-- START OF SUPPLIED ENTRIES --

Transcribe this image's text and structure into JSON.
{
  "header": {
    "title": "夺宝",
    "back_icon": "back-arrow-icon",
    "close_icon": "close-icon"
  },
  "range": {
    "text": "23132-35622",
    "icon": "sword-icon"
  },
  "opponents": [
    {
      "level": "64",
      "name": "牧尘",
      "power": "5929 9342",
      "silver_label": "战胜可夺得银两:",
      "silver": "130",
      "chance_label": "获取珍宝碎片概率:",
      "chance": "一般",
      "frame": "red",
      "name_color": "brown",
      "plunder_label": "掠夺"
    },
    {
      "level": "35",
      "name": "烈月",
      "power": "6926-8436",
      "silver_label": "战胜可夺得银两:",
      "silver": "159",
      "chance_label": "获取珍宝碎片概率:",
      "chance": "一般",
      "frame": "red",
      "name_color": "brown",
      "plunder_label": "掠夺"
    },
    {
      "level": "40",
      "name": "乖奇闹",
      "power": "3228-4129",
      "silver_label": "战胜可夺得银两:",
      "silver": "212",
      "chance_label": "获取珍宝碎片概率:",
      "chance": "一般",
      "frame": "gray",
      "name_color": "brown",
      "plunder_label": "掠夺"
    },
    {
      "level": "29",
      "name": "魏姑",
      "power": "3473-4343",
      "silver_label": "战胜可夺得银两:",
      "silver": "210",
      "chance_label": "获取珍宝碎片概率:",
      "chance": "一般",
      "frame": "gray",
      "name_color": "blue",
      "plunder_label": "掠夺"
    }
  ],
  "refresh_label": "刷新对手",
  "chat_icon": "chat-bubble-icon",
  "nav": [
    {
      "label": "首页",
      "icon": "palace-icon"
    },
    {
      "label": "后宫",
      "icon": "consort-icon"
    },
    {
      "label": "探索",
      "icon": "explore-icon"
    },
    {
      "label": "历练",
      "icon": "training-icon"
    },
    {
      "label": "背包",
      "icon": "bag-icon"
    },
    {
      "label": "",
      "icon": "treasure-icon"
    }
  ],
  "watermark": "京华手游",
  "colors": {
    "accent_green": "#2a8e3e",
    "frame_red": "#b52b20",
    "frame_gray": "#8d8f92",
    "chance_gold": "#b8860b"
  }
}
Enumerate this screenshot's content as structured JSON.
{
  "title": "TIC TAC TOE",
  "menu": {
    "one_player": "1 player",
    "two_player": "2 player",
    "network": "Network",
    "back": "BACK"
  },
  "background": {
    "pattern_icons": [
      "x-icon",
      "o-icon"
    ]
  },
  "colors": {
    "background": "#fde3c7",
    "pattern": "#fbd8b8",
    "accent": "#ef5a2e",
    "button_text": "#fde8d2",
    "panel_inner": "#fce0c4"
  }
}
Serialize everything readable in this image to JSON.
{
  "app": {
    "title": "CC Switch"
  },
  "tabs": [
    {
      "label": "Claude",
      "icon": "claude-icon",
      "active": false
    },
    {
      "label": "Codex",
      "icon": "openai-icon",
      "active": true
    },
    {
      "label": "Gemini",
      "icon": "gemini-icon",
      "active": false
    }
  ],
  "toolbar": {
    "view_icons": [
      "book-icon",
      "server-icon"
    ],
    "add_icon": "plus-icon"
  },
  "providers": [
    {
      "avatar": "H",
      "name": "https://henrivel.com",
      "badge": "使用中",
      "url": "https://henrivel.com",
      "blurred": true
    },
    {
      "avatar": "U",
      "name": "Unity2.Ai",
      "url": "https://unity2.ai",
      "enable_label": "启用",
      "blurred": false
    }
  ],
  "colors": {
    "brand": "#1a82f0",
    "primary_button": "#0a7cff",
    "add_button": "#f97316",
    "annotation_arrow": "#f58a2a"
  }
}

-- END OF SUPPLIED ENTRIES --

- _TASK STATEMENT_
Please set down each line of the records exactly as given.

- _PROBLEM SOLUTION_
Transcribe this image's text and structure into JSON.
{
  "header": {
    "title": "夺宝",
    "back_icon": "back-arrow-icon",
    "close_icon": "close-icon"
  },
  "range": {
    "text": "23132-35622",
    "icon": "sword-icon"
  },
  "opponents": [
    {
      "level": "64",
      "name": "牧尘",
      "power": "5929 9342",
      "silver_label": "战胜可夺得银两:",
      "silver": "130",
      "chance_label": "获取珍宝碎片概率:",
      "chance": "一般",
      "frame": "red",
      "name_color": "brown",
      "plunder_label": "掠夺"
    },
    {
      "level": "35",
      "name": "烈月",
      "power": "6926-8436",
      "silver_label": "战胜可夺得银两:",
      "silver": "159",
      "chance_label": "获取珍宝碎片概率:",
      "chance": "一般",
      "frame": "red",
      "name_color": "brown",
      "plunder_label": "掠夺"
    },
    {
      "level": "40",
      "name": "乖奇闹",
      "power": "3228-4129",
      "silver_label": "战胜可夺得银两:",
      "silver": "212",
      "chance_label": "获取珍宝碎片概率:",
      "chance": "一般",
      "frame": "gray",
      "name_color": "brown",
      "plunder_label": "掠夺"
    },
    {
      "level": "29",
      "name": "魏姑",
      "power": "3473-4343",
      "silver_label": "战胜可夺得银两:",
      "silver": "210",
      "chance_label": "获取珍宝碎片概率:",
      "chance": "一般",
      "frame": "gray",
      "name_color": "blue",
      "plunder_label": "掠夺"
    }
  ],
  "refresh_label": "刷新对手",
  "chat_icon": "chat-bubble-icon",
  "nav": [
    {
      "label": "首页",
      "icon": "palace-icon"
    },
    {
      "label": "后宫",
      "icon": "consort-icon"
    },
    {
      "label": "探索",
      "icon": "explore-icon"
    },
    {
      "label": "历练",
      "icon": "training-icon"
    },
    {
      "label": "背包",
      "icon": "bag-icon"
    },
    {
      "label": "",
      "icon": "treasure-icon"
    }
  ],
  "watermark": "京华手游",
  "colors": {
    "accent_green": "#2a8e3e",
    "frame_red": "#b52b20",
    "frame_gray": "#8d8f92",
    "chance_gold": "#b8860b"
  }
}
Enumerate this screenshot's content as structured JSON.
{
  "title": "TIC TAC TOE",
  "menu": {
    "one_player": "1 player",
    "two_player": "2 player",
    "network": "Network",
    "back": "BACK"
  },
  "background": {
    "pattern_icons": [
      "x-icon",
      "o-icon"
    ]
  },
  "colors": {
    "background": "#fde3c7",
    "pattern": "#fbd8b8",
    "accent": "#ef5a2e",
    "button_text": "#fde8d2",
    "panel_inner": "#fce0c4"
  }
}
Serialize everything readable in this image to JSON.
{
  "app": {
    "title": "CC Switch"
  },
  "tabs": [
    {
      "label": "Claude",
      "icon": "claude-icon",
      "active": false
    },
    {
      "label": "Codex",
      "icon": "openai-icon",
      "active": true
    },
    {
      "label": "Gemini",
      "icon": "gemini-icon",
      "active": false
    }
  ],
  "toolbar": {
    "view_icons": [
      "book-icon",
      "server-icon"
    ],
    "add_icon": "plus-icon"
  },
  "providers": [
    {
      "avatar": "H",
      "name": "https://henrivel.com",
      "badge": "使用中",
      "url": "https://henrivel.com",
      "blurred": true
    },
    {
      "avatar": "U",
      "name": "Unity2.Ai",
      "url": "https://unity2.ai",
      "enable_label": "启用",
      "blurred": false
    }
  ],
  "colors": {
    "brand": "#1a82f0",
    "primary_button": "#0a7cff",
    "add_button": "#f97316",
    "annotation_arrow": "#f58a2a"
  }
}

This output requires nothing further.